— START OF Text shown —
Rune Glifberg (born 7 October 1974), nicknamed "The Danish Destroyer", is a Danish professional skateboarder. He is one of three skaters to have competed at every X Games. He has a total of 12 X Games medals. At 46, he became the oldest skateboarder to ever compete in the Olympic Games and the first male skateboarder to ever compete in a park event in the Olympic Games when he represented Denmark in the men's park event at the 2020 Summer Olympics in Tokyo.

Early life
Rune Glifberg was born in Copenhagen and began skating at the age of 11 years after a friend brought a skateboard as a gift, which he had bought in the US. He entered his first pro contest in France in 1990 and turned pro in 1992. Glifberg moved from Denmark to Costa Mesa, California, after he finished secondary school in 1995.

Professional skateboarding
In the early 1990s, Glifberg turned professional as a vert skater and relocated to the United States. Glifberg signed a contract with Flip Skateboards and, as of July 2021, he remains a member of the company's professional team.

Glifberg was sponsored by shoe company Etnies at around the same time as he joined Flip and his second signature shoe was called the , meaning "defend" or "defense" in Danish. As of September 2012, Glifberg has released a line of signature shoes with Converse that consists of "The Allston" and the "Rune Pro Mid" models.

Glifberg is a playable character in the first five games of the Tony Hawk series of video games that consists of the four Pro Skater games and Tony Hawk's Underground.
— END OF Text shown —
— START OF Records —
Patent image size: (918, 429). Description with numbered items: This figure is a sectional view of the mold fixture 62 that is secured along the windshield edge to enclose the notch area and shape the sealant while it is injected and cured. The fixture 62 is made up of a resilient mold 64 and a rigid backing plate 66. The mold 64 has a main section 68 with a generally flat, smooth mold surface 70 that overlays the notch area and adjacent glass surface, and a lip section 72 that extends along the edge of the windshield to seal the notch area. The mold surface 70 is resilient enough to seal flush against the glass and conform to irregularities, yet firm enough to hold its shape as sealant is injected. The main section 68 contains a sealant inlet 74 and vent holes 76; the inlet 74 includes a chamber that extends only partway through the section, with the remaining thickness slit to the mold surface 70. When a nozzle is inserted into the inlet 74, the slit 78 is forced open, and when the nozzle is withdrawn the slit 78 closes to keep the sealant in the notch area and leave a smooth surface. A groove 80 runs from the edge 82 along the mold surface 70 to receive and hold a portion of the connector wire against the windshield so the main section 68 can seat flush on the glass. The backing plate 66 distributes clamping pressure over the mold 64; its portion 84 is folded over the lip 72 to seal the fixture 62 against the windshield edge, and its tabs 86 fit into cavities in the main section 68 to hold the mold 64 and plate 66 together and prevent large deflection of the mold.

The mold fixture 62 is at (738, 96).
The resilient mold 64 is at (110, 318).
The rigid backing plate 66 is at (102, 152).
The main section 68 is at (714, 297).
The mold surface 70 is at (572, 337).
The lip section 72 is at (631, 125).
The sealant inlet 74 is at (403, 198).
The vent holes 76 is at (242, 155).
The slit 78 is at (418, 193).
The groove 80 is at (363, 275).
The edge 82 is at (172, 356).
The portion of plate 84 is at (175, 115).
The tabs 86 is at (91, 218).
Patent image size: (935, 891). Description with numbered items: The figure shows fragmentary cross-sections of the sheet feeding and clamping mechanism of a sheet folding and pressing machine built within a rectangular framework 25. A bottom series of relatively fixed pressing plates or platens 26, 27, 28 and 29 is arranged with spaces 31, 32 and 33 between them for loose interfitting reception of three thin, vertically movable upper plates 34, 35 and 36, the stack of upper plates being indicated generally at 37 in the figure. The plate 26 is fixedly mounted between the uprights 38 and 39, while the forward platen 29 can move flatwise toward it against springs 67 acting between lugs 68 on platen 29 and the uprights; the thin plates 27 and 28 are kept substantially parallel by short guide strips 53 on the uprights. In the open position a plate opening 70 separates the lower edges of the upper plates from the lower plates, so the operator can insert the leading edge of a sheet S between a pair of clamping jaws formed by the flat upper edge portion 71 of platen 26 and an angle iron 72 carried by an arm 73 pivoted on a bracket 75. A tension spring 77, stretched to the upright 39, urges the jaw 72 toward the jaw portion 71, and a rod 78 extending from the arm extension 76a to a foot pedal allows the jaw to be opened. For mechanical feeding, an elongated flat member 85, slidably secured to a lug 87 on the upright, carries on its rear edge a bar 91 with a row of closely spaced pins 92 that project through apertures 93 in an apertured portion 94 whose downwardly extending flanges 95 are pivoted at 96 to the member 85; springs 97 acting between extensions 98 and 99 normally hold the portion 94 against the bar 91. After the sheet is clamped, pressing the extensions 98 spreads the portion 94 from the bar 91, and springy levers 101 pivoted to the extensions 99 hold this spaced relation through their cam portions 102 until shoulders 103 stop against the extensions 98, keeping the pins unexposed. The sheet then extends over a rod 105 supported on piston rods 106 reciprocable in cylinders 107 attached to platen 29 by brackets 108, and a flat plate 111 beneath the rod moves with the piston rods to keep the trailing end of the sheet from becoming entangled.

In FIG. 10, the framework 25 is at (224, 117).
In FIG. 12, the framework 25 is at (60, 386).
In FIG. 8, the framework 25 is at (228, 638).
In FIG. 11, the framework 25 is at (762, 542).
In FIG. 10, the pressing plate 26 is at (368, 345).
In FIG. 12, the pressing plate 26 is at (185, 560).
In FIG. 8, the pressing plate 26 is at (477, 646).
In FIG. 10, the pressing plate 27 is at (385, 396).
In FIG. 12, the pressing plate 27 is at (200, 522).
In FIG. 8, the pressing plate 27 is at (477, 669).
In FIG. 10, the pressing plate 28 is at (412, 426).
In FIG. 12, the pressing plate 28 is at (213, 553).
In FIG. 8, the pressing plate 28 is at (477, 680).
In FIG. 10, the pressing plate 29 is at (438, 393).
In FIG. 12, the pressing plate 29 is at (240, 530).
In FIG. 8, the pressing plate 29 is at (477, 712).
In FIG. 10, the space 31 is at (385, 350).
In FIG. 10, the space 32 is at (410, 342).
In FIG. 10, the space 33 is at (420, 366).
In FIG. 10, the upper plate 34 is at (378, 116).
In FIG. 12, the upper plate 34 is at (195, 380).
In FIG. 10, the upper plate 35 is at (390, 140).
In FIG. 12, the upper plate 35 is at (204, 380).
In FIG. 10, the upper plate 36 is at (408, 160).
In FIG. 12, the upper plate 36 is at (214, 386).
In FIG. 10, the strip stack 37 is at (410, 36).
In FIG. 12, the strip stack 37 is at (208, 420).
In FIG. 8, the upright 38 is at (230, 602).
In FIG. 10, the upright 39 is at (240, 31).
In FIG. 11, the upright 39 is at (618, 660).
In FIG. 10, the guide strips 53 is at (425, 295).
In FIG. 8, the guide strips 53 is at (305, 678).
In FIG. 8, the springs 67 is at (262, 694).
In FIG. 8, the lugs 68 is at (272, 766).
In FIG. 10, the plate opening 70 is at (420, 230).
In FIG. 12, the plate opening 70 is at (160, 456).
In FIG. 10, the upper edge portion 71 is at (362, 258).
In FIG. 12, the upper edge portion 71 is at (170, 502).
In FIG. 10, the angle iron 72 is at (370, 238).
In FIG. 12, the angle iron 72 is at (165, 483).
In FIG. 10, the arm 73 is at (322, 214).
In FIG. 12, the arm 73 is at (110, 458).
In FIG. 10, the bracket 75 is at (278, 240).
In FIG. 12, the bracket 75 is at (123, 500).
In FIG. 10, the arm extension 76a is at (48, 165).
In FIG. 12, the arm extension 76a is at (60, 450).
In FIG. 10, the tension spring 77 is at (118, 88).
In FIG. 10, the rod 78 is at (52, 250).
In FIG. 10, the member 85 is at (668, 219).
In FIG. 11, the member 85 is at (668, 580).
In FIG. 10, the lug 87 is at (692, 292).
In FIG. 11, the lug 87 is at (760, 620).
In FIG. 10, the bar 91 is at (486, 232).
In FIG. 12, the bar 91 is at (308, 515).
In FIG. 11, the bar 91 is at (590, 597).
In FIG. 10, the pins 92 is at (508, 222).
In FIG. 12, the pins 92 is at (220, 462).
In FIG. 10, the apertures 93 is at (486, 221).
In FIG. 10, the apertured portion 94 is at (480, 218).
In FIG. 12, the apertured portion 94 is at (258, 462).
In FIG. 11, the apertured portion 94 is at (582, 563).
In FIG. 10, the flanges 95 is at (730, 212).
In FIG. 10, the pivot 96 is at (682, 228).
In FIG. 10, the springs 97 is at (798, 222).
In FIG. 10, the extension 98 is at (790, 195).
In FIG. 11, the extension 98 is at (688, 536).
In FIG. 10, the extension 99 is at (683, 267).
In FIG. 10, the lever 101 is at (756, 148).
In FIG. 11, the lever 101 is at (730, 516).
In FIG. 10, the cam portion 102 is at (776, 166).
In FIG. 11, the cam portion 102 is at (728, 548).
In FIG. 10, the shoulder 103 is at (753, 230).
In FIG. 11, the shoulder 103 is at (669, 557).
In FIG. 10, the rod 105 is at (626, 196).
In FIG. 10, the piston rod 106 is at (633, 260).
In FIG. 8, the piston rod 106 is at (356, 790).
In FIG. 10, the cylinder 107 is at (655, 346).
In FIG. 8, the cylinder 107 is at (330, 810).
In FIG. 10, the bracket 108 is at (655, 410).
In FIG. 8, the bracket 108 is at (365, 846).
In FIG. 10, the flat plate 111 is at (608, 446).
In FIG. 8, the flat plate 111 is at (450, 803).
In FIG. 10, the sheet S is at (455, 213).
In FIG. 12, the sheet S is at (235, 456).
— END OF Records —
Request
Extend the article on skateboarder Rune Glifberg, picking up after its final sentence. None of the records is required for this work.

Result of this task
Company owner
Glifberg is a part-owner of Pipeline Distribution and runs a Copenhagen-based event company "RunEvent". RunEvent was the organizer of 2010's "Burning of the Witch" skateboard contest at Amager Strandpark in Copenhagen. Burning of the Witch was jointly sponsored by Volcom, one of Glifberg's sponsors, and Thrasher Magazine. RunEvent organized Glifberg's 25th skateboarding anniversary that was held at Fælledparken in Copenhagen during the summer of 2011.

In 2009, Glifberg and architect Ebbe Lykke founded the skatepark design firm Glifberg+Lykke in Copenhagen. The duo have since taken the lead on a number of projects in Europe, including the Streetdome in Haderslev, Denmark; Oslo Skatehalll in Oslo, Norway; Skatepark Eller in Düsseldorf, Germany; and the Urban Sport Zone in Amsterdam, Netherlands.

Personal life
Glifberg resided in the United States for seventeen years, living for a period in the Leucadia district of Encinitas, California. He moved back to Denmark in the early 2010s and, as of 2021, is based in Copenhagen.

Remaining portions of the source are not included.